Written task → Print the entries below in their entirety, exactly as they are written.

__________

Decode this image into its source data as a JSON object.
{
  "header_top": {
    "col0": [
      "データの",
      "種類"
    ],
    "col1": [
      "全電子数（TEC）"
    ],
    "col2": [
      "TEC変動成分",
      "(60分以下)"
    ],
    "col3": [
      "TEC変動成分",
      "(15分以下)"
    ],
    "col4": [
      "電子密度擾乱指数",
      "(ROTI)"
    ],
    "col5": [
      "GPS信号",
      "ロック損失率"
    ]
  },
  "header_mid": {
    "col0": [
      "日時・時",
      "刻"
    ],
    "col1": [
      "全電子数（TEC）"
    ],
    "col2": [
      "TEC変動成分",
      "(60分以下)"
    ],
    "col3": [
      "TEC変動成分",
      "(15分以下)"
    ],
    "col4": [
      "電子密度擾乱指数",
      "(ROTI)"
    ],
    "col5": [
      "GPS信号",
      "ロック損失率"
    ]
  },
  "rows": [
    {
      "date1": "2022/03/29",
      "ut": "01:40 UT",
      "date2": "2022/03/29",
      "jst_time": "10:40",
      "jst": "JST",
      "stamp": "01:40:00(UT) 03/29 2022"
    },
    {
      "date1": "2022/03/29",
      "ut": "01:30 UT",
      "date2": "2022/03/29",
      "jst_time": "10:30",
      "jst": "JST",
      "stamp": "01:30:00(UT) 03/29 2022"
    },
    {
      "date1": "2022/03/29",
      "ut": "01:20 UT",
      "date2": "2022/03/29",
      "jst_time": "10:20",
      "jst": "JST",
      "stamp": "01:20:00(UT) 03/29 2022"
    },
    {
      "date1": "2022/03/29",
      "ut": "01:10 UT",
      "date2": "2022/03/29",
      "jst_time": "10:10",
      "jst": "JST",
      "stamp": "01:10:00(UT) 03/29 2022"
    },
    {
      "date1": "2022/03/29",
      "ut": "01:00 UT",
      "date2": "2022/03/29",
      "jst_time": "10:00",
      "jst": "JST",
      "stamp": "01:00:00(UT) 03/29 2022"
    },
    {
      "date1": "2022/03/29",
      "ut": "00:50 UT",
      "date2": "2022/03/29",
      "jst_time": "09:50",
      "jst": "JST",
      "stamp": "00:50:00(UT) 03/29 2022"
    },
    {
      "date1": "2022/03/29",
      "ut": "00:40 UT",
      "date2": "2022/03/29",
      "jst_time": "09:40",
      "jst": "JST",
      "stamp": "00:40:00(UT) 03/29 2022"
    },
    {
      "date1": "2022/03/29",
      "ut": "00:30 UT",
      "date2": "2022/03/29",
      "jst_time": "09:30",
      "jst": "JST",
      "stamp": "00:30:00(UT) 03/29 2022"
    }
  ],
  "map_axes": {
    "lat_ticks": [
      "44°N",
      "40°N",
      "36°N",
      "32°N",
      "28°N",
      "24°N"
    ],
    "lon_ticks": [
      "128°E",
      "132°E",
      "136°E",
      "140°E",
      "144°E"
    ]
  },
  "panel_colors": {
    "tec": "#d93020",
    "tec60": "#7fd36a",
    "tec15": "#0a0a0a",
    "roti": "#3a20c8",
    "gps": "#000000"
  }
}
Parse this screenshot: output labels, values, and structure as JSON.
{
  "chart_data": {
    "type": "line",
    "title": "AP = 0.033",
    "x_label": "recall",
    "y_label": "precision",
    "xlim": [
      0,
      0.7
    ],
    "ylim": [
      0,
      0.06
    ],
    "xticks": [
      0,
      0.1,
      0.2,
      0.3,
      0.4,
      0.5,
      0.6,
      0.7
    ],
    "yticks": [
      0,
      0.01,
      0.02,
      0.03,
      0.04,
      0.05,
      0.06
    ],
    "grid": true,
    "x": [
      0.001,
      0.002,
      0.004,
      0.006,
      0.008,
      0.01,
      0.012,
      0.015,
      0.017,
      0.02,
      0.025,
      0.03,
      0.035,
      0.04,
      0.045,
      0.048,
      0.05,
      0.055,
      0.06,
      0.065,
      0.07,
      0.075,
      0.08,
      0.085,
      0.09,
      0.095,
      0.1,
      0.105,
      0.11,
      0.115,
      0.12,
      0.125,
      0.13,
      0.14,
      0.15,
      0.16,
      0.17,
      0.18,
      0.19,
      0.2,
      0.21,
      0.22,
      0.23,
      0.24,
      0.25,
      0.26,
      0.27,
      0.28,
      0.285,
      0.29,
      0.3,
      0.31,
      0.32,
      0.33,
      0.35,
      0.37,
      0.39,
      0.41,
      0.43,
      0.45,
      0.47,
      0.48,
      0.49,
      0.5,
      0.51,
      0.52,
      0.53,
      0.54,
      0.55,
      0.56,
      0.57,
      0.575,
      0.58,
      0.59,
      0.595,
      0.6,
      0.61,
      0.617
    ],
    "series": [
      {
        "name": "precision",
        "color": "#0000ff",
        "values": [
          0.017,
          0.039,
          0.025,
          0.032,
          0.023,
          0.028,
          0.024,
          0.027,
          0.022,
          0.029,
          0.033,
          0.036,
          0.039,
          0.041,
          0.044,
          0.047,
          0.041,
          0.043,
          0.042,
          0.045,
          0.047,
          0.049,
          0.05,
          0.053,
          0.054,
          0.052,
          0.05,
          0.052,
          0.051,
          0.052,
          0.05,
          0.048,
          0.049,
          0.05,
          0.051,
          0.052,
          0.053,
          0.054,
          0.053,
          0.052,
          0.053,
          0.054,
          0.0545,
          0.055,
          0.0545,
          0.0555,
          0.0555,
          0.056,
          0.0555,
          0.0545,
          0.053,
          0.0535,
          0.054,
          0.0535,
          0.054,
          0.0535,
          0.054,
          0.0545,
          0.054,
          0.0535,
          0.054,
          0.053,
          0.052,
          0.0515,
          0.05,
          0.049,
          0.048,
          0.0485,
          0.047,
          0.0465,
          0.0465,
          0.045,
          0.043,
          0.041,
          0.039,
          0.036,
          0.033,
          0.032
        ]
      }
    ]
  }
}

__________

Exercise solution →
Decode this image into its source data as a JSON object.
{
  "header_top": {
    "col0": [
      "データの",
      "種類"
    ],
    "col1": [
      "全電子数（TEC）"
    ],
    "col2": [
      "TEC変動成分",
      "(60分以下)"
    ],
    "col3": [
      "TEC変動成分",
      "(15分以下)"
    ],
    "col4": [
      "電子密度擾乱指数",
      "(ROTI)"
    ],
    "col5": [
      "GPS信号",
      "ロック損失率"
    ]
  },
  "header_mid": {
    "col0": [
      "日時・時",
      "刻"
    ],
    "col1": [
      "全電子数（TEC）"
    ],
    "col2": [
      "TEC変動成分",
      "(60分以下)"
    ],
    "col3": [
      "TEC変動成分",
      "(15分以下)"
    ],
    "col4": [
      "電子密度擾乱指数",
      "(ROTI)"
    ],
    "col5": [
      "GPS信号",
      "ロック損失率"
    ]
  },
  "rows": [
    {
      "date1": "2022/03/29",
      "ut": "01:40 UT",
      "date2": "2022/03/29",
      "jst_time": "10:40",
      "jst": "JST",
      "stamp": "01:40:00(UT) 03/29 2022"
    },
    {
      "date1": "2022/03/29",
      "ut": "01:30 UT",
      "date2": "2022/03/29",
      "jst_time": "10:30",
      "jst": "JST",
      "stamp": "01:30:00(UT) 03/29 2022"
    },
    {
      "date1": "2022/03/29",
      "ut": "01:20 UT",
      "date2": "2022/03/29",
      "jst_time": "10:20",
      "jst": "JST",
      "stamp": "01:20:00(UT) 03/29 2022"
    },
    {
      "date1": "2022/03/29",
      "ut": "01:10 UT",
      "date2": "2022/03/29",
      "jst_time": "10:10",
      "jst": "JST",
      "stamp": "01:10:00(UT) 03/29 2022"
    },
    {
      "date1": "2022/03/29",
      "ut": "01:00 UT",
      "date2": "2022/03/29",
      "jst_time": "10:00",
      "jst": "JST",
      "stamp": "01:00:00(UT) 03/29 2022"
    },
    {
      "date1": "2022/03/29",
      "ut": "00:50 UT",
      "date2": "2022/03/29",
      "jst_time": "09:50",
      "jst": "JST",
      "stamp": "00:50:00(UT) 03/29 2022"
    },
    {
      "date1": "2022/03/29",
      "ut": "00:40 UT",
      "date2": "2022/03/29",
      "jst_time": "09:40",
      "jst": "JST",
      "stamp": "00:40:00(UT) 03/29 2022"
    },
    {
      "date1": "2022/03/29",
      "ut": "00:30 UT",
      "date2": "2022/03/29",
      "jst_time": "09:30",
      "jst": "JST",
      "stamp": "00:30:00(UT) 03/29 2022"
    }
  ],
  "map_axes": {
    "lat_ticks": [
      "44°N",
      "40°N",
      "36°N",
      "32°N",
      "28°N",
      "24°N"
    ],
    "lon_ticks": [
      "128°E",
      "132°E",
      "136°E",
      "140°E",
      "144°E"
    ]
  },
  "panel_colors": {
    "tec": "#d93020",
    "tec60": "#7fd36a",
    "tec15": "#0a0a0a",
    "roti": "#3a20c8",
    "gps": "#000000"
  }
}
Parse this screenshot: output labels, values, and structure as JSON.
{
  "chart_data": {
    "type": "line",
    "title": "AP = 0.033",
    "x_label": "recall",
    "y_label": "precision",
    "xlim": [
      0,
      0.7
    ],
    "ylim": [
      0,
      0.06
    ],
    "xticks": [
      0,
      0.1,
      0.2,
      0.3,
      0.4,
      0.5,
      0.6,
      0.7
    ],
    "yticks": [
      0,
      0.01,
      0.02,
      0.03,
      0.04,
      0.05,
      0.06
    ],
    "grid": true,
    "x": [
      0.001,
      0.002,
      0.004,
      0.006,
      0.008,
      0.01,
      0.012,
      0.015,
      0.017,
      0.02,
      0.025,
      0.03,
      0.035,
      0.04,
      0.045,
      0.048,
      0.05,
      0.055,
      0.06,
      0.065,
      0.07,
      0.075,
      0.08,
      0.085,
      0.09,
      0.095,
      0.1,
      0.105,
      0.11,
      0.115,
      0.12,
      0.125,
      0.13,
      0.14,
      0.15,
      0.16,
      0.17,
      0.18,
      0.19,
      0.2,
      0.21,
      0.22,
      0.23,
      0.24,
      0.25,
      0.26,
      0.27,
      0.28,
      0.285,
      0.29,
      0.3,
      0.31,
      0.32,
      0.33,
      0.35,
      0.37,
      0.39,
      0.41,
      0.43,
      0.45,
      0.47,
      0.48,
      0.49,
      0.5,
      0.51,
      0.52,
      0.53,
      0.54,
      0.55,
      0.56,
      0.57,
      0.575,
      0.58,
      0.59,
      0.595,
      0.6,
      0.61,
      0.617
    ],
    "series": [
      {
        "name": "precision",
        "color": "#0000ff",
        "values": [
          0.017,
          0.039,
          0.025,
          0.032,
          0.023,
          0.028,
          0.024,
          0.027,
          0.022,
          0.029,
          0.033,
          0.036,
          0.039,
          0.041,
          0.044,
          0.047,
          0.041,
          0.043,
          0.042,
          0.045,
          0.047,
          0.049,
          0.05,
          0.053,
          0.054,
          0.052,
          0.05,
          0.052,
          0.051,
          0.052,
          0.05,
          0.048,
          0.049,
          0.05,
          0.051,
          0.052,
          0.053,
          0.054,
          0.053,
          0.052,
          0.053,
          0.054,
          0.0545,
          0.055,
          0.0545,
          0.0555,
          0.0555,
          0.056,
          0.0555,
          0.0545,
          0.053,
          0.0535,
          0.054,
          0.0535,
          0.054,
          0.0535,
          0.054,
          0.0545,
          0.054,
          0.0535,
          0.054,
          0.053,
          0.052,
          0.0515,
          0.05,
          0.049,
          0.048,
          0.0485,
          0.047,
          0.0465,
          0.0465,
          0.045,
          0.043,
          0.041,
          0.039,
          0.036,
          0.033,
          0.032
        ]
      }
    ]
  }
}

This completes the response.